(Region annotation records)
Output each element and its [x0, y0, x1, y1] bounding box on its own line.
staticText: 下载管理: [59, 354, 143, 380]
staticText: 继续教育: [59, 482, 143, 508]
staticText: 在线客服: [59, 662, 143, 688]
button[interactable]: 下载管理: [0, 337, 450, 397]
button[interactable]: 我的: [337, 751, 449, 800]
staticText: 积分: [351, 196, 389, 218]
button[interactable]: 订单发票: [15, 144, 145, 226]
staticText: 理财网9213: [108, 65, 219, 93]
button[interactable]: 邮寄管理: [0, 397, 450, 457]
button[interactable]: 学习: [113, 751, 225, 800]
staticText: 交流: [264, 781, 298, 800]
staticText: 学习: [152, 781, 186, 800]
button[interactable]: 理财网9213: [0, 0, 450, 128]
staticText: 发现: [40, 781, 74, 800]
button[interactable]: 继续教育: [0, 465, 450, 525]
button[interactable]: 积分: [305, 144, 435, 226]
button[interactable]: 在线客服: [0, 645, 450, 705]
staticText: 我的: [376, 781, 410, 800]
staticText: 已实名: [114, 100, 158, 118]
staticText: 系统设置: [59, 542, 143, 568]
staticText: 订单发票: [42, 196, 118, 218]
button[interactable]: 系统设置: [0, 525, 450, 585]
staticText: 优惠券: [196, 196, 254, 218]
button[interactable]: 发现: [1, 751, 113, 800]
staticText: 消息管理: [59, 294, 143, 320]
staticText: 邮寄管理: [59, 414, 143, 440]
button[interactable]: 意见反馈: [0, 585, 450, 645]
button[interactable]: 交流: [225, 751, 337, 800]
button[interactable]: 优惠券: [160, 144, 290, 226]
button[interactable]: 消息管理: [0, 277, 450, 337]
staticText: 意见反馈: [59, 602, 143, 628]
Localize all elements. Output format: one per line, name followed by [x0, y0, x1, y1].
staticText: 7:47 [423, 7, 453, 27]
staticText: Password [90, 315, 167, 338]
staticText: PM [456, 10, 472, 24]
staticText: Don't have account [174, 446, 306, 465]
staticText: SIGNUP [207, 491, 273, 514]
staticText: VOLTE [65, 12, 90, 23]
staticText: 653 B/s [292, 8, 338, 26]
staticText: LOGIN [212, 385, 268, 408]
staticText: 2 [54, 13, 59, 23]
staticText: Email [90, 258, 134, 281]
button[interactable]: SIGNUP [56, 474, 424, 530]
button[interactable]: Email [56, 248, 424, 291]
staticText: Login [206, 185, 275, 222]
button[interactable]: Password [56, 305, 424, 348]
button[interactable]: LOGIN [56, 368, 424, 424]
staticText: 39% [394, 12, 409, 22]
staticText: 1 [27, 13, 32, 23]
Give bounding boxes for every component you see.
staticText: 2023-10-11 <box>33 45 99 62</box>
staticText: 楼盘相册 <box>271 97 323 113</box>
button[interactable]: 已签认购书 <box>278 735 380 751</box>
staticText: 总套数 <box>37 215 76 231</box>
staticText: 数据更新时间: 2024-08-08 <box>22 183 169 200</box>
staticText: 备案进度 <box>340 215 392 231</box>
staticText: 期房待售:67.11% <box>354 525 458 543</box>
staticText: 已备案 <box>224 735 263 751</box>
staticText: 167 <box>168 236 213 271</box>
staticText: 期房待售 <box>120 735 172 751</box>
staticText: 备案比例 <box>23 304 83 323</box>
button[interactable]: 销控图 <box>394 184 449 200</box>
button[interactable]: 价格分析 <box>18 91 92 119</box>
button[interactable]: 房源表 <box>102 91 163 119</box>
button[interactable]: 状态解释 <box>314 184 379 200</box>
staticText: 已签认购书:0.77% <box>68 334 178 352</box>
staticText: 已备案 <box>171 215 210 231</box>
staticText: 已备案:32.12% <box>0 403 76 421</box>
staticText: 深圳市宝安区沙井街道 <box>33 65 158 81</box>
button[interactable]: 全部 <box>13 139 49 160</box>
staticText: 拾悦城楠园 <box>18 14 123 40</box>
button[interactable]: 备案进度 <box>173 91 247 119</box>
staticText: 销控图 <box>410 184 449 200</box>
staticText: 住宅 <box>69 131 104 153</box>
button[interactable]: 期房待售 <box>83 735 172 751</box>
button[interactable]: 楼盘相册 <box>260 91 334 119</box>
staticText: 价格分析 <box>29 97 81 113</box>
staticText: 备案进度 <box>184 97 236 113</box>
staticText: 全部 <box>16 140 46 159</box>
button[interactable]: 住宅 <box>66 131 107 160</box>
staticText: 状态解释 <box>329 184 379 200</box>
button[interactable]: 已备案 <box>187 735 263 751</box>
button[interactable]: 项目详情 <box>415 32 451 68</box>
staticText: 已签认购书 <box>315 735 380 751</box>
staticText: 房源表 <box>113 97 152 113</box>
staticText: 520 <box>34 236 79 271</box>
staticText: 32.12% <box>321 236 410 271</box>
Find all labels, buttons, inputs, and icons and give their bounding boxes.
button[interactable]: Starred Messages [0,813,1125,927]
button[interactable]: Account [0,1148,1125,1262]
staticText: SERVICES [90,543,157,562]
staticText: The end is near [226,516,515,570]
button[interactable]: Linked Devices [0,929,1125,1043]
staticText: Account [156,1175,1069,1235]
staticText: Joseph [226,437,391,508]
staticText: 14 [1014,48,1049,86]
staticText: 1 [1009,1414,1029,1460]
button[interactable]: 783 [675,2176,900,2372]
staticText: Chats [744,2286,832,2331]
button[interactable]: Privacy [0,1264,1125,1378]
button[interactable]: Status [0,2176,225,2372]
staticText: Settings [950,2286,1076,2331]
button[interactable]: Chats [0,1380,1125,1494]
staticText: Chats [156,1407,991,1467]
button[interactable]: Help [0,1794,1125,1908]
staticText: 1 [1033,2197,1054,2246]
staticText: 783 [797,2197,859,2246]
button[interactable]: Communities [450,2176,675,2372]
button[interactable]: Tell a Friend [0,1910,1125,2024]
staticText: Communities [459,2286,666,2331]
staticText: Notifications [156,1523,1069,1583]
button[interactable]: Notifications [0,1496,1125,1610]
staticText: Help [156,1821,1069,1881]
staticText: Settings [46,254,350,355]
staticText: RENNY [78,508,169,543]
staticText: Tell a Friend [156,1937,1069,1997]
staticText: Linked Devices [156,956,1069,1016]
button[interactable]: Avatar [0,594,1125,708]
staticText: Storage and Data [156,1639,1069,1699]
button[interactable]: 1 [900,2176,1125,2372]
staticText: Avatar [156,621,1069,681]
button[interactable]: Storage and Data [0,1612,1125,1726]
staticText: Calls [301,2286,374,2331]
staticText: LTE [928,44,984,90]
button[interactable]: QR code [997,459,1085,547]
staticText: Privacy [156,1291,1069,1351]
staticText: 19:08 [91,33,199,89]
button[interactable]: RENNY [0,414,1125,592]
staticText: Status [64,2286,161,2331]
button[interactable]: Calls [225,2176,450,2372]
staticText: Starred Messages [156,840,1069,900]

▸ **Your instructions**
Lay out the data as a Markdown table with the columns Row and Line, starting at the first line of the data and ending at the line that contains "staticText: 653 B/s [292, 8, 338, 26]". Give each line's number and text, and leave out blank lines.

▸ **Complete answer**
| Row | Line |
|---|---|
| 1 | Output each element and its [x0, y0, x1, y1] bounding box on its own line. |
| 2 | staticText: 下载管理: [59, 354, 143, 380] |
| 3 | staticText: 继续教育: [59, 482, 143, 508] |
| 4 | staticText: 在线客服: [59, 662, 143, 688] |
| 5 | button[interactable]: 下载管理: [0, 337, 450, 397] |
| 6 | button[interactable]: 我的: [337, 751, 449, 800] |
| 7 | staticText: 积分: [351, 196, 389, 218] |
| 8 | button[interactable]: 订单发票: [15, 144, 145, 226] |
| 9 | staticText: 理财网9213: [108, 65, 219, 93] |
| 10 | button[interactable]: 邮寄管理: [0, 397, 450, 457] |
| 11 | button[interactable]: 学习: [113, 751, 225, 800] |
| 12 | staticText: 交流: [264, 781, 298, 800] |
| 13 | staticText: 学习: [152, 781, 186, 800] |
| 14 | button[interactable]: 理财网9213: [0, 0, 450, 128] |
| 15 | staticText: 发现: [40, 781, 74, 800] |
| 16 | button[interactable]: 继续教育: [0, 465, 450, 525] |
| 17 | button[interactable]: 积分: [305, 144, 435, 226] |
| 18 | button[interactable]: 在线客服: [0, 645, 450, 705] |
| 19 | staticText: 我的: [376, 781, 410, 800] |
| 20 | staticText: 已实名: [114, 100, 158, 118] |
| 21 | staticText: 系统设置: [59, 542, 143, 568] |
| 22 | staticText: 订单发票: [42, 196, 118, 218] |
| 23 | button[interactable]: 系统设置: [0, 525, 450, 585] |
| 24 | staticText: 优惠券: [196, 196, 254, 218] |
| 25 | button[interactable]: 发现: [1, 751, 113, 800] |
| 26 | staticText: 消息管理: [59, 294, 143, 320] |
| 27 | staticText: 邮寄管理: [59, 414, 143, 440] |
| 28 | button[interactable]: 意见反馈: [0, 585, 450, 645] |
| 29 | button[interactable]: 交流: [225, 751, 337, 800] |
| 30 | button[interactable]: 优惠券: [160, 144, 290, 226] |
| 31 | button[interactable]: 消息管理: [0, 277, 450, 337] |
| 32 | staticText: 意见反馈: [59, 602, 143, 628] |
| 33 | Localize all elements. Output format: one per line, name followed by [x0, y0, x1, y1]. |
| 34 | staticText: 7:47 [423, 7, 453, 27] |
| 35 | staticText: Password [90, 315, 167, 338] |
| 36 | staticText: PM [456, 10, 472, 24] |
| 37 | staticText: Don't have account [174, 446, 306, 465] |
| 38 | staticText: SIGNUP [207, 491, 273, 514] |
| 39 | staticText: VOLTE [65, 12, 90, 23] |
| 40 | staticText: 653 B/s [292, 8, 338, 26] |